§ Required task
What follows is a set of entries. Repeat them exactly, but not their pictures.
──────── Dataset entries ────────
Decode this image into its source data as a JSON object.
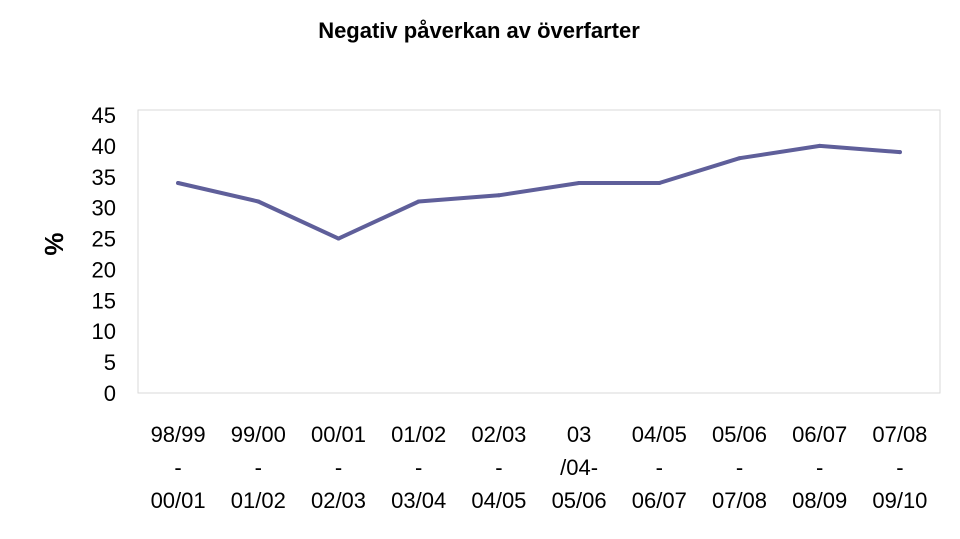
{
  "chart_data": {
    "type": "line",
    "title": "Negativ påverkan av överfarter",
    "xlabel": "",
    "ylabel": "%",
    "ylim": [
      0,
      45
    ],
    "yticks": [
      0,
      5,
      10,
      15,
      20,
      25,
      30,
      35,
      40,
      45
    ],
    "grid": false,
    "legend": "none",
    "line_color": "#5F5F9A",
    "categories": [
      [
        "98/99",
        "-",
        "00/01"
      ],
      [
        "99/00",
        "-",
        "01/02"
      ],
      [
        "00/01",
        "-",
        "02/03"
      ],
      [
        "01/02",
        "-",
        "03/04"
      ],
      [
        "02/03",
        "-",
        "04/05"
      ],
      [
        "03",
        "/04-",
        "05/06"
      ],
      [
        "04/05",
        "-",
        "06/07"
      ],
      [
        "05/06",
        "-",
        "07/08"
      ],
      [
        "06/07",
        "-",
        "08/09"
      ],
      [
        "07/08",
        "-",
        "09/10"
      ]
    ],
    "series": [
      {
        "values": [
          34,
          31,
          25,
          31,
          32,
          34,
          34,
          38,
          40,
          39
        ]
      }
    ]
  }
}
────────
§ Full answer
Decode this image into its source data as a JSON object.
{
  "chart_data": {
    "type": "line",
    "title": "Negativ påverkan av överfarter",
    "xlabel": "",
    "ylabel": "%",
    "ylim": [
      0,
      45
    ],
    "yticks": [
      0,
      5,
      10,
      15,
      20,
      25,
      30,
      35,
      40,
      45
    ],
    "grid": false,
    "legend": "none",
    "line_color": "#5F5F9A",
    "categories": [
      [
        "98/99",
        "-",
        "00/01"
      ],
      [
        "99/00",
        "-",
        "01/02"
      ],
      [
        "00/01",
        "-",
        "02/03"
      ],
      [
        "01/02",
        "-",
        "03/04"
      ],
      [
        "02/03",
        "-",
        "04/05"
      ],
      [
        "03",
        "/04-",
        "05/06"
      ],
      [
        "04/05",
        "-",
        "06/07"
      ],
      [
        "05/06",
        "-",
        "07/08"
      ],
      [
        "06/07",
        "-",
        "08/09"
      ],
      [
        "07/08",
        "-",
        "09/10"
      ]
    ],
    "series": [
      {
        "values": [
          34,
          31,
          25,
          31,
          32,
          34,
          34,
          38,
          40,
          39
        ]
      }
    ]
  }
}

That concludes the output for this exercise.